What the task asks: Retype the records below exactly as they appear.

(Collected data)

===============

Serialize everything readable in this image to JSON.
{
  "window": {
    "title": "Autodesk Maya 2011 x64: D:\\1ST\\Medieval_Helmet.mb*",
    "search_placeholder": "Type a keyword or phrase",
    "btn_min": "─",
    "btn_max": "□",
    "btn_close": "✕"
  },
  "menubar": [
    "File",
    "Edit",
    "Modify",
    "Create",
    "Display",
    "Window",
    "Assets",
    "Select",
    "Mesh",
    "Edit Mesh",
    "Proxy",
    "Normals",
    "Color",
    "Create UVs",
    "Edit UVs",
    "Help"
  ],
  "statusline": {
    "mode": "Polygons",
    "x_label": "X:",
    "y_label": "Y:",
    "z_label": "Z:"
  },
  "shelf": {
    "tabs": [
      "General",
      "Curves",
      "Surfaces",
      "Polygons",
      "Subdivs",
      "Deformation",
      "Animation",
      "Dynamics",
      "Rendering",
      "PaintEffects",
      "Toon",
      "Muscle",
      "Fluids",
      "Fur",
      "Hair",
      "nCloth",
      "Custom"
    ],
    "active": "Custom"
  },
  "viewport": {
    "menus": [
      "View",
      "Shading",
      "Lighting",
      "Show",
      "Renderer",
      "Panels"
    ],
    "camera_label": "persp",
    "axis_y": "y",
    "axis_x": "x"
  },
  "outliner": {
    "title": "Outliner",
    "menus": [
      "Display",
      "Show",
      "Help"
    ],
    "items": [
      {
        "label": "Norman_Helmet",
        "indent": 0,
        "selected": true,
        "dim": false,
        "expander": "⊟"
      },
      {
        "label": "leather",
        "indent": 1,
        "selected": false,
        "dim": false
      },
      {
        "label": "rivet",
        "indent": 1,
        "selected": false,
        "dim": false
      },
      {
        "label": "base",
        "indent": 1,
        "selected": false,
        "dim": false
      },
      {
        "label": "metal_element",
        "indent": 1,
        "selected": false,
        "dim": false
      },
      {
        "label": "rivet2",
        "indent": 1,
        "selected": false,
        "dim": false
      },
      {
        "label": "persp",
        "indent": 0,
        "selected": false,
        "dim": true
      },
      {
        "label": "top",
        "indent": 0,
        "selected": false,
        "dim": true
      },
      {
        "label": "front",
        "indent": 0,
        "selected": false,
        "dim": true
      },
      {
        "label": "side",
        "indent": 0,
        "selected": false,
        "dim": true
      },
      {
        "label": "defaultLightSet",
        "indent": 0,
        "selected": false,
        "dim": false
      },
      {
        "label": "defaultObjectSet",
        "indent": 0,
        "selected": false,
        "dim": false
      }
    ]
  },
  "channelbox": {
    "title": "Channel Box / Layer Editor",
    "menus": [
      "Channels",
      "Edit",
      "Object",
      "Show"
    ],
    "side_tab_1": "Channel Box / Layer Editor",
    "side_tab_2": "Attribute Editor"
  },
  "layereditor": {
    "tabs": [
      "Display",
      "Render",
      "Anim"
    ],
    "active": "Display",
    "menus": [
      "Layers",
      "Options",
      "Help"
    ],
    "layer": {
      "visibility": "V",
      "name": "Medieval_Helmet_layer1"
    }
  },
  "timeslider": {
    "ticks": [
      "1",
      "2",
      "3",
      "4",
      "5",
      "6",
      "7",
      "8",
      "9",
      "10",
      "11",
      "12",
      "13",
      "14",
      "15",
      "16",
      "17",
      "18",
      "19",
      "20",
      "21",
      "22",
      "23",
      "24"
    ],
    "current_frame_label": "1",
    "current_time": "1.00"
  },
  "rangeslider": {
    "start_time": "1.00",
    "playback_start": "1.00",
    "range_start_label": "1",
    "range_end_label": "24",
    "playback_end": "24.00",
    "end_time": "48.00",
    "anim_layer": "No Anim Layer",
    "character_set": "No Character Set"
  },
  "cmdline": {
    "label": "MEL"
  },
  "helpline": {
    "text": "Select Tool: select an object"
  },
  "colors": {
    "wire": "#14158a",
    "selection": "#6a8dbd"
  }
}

===============

Correct output:
Serialize everything readable in this image to JSON.
{
  "window": {
    "title": "Autodesk Maya 2011 x64: D:\\1ST\\Medieval_Helmet.mb*",
    "search_placeholder": "Type a keyword or phrase",
    "btn_min": "─",
    "btn_max": "□",
    "btn_close": "✕"
  },
  "menubar": [
    "File",
    "Edit",
    "Modify",
    "Create",
    "Display",
    "Window",
    "Assets",
    "Select",
    "Mesh",
    "Edit Mesh",
    "Proxy",
    "Normals",
    "Color",
    "Create UVs",
    "Edit UVs",
    "Help"
  ],
  "statusline": {
    "mode": "Polygons",
    "x_label": "X:",
    "y_label": "Y:",
    "z_label": "Z:"
  },
  "shelf": {
    "tabs": [
      "General",
      "Curves",
      "Surfaces",
      "Polygons",
      "Subdivs",
      "Deformation",
      "Animation",
      "Dynamics",
      "Rendering",
      "PaintEffects",
      "Toon",
      "Muscle",
      "Fluids",
      "Fur",
      "Hair",
      "nCloth",
      "Custom"
    ],
    "active": "Custom"
  },
  "viewport": {
    "menus": [
      "View",
      "Shading",
      "Lighting",
      "Show",
      "Renderer",
      "Panels"
    ],
    "camera_label": "persp",
    "axis_y": "y",
    "axis_x": "x"
  },
  "outliner": {
    "title": "Outliner",
    "menus": [
      "Display",
      "Show",
      "Help"
    ],
    "items": [
      {
        "label": "Norman_Helmet",
        "indent": 0,
        "selected": true,
        "dim": false,
        "expander": "⊟"
      },
      {
        "label": "leather",
        "indent": 1,
        "selected": false,
        "dim": false
      },
      {
        "label": "rivet",
        "indent": 1,
        "selected": false,
        "dim": false
      },
      {
        "label": "base",
        "indent": 1,
        "selected": false,
        "dim": false
      },
      {
        "label": "metal_element",
        "indent": 1,
        "selected": false,
        "dim": false
      },
      {
        "label": "rivet2",
        "indent": 1,
        "selected": false,
        "dim": false
      },
      {
        "label": "persp",
        "indent": 0,
        "selected": false,
        "dim": true
      },
      {
        "label": "top",
        "indent": 0,
        "selected": false,
        "dim": true
      },
      {
        "label": "front",
        "indent": 0,
        "selected": false,
        "dim": true
      },
      {
        "label": "side",
        "indent": 0,
        "selected": false,
        "dim": true
      },
      {
        "label": "defaultLightSet",
        "indent": 0,
        "selected": false,
        "dim": false
      },
      {
        "label": "defaultObjectSet",
        "indent": 0,
        "selected": false,
        "dim": false
      }
    ]
  },
  "channelbox": {
    "title": "Channel Box / Layer Editor",
    "menus": [
      "Channels",
      "Edit",
      "Object",
      "Show"
    ],
    "side_tab_1": "Channel Box / Layer Editor",
    "side_tab_2": "Attribute Editor"
  },
  "layereditor": {
    "tabs": [
      "Display",
      "Render",
      "Anim"
    ],
    "active": "Display",
    "menus": [
      "Layers",
      "Options",
      "Help"
    ],
    "layer": {
      "visibility": "V",
      "name": "Medieval_Helmet_layer1"
    }
  },
  "timeslider": {
    "ticks": [
      "1",
      "2",
      "3",
      "4",
      "5",
      "6",
      "7",
      "8",
      "9",
      "10",
      "11",
      "12",
      "13",
      "14",
      "15",
      "16",
      "17",
      "18",
      "19",
      "20",
      "21",
      "22",
      "23",
      "24"
    ],
    "current_frame_label": "1",
    "current_time": "1.00"
  },
  "rangeslider": {
    "start_time": "1.00",
    "playback_start": "1.00",
    "range_start_label": "1",
    "range_end_label": "24",
    "playback_end": "24.00",
    "end_time": "48.00",
    "anim_layer": "No Anim Layer",
    "character_set": "No Character Set"
  },
  "cmdline": {
    "label": "MEL"
  },
  "helpline": {
    "text": "Select Tool: select an object"
  },
  "colors": {
    "wire": "#14158a",
    "selection": "#6a8dbd"
  }
}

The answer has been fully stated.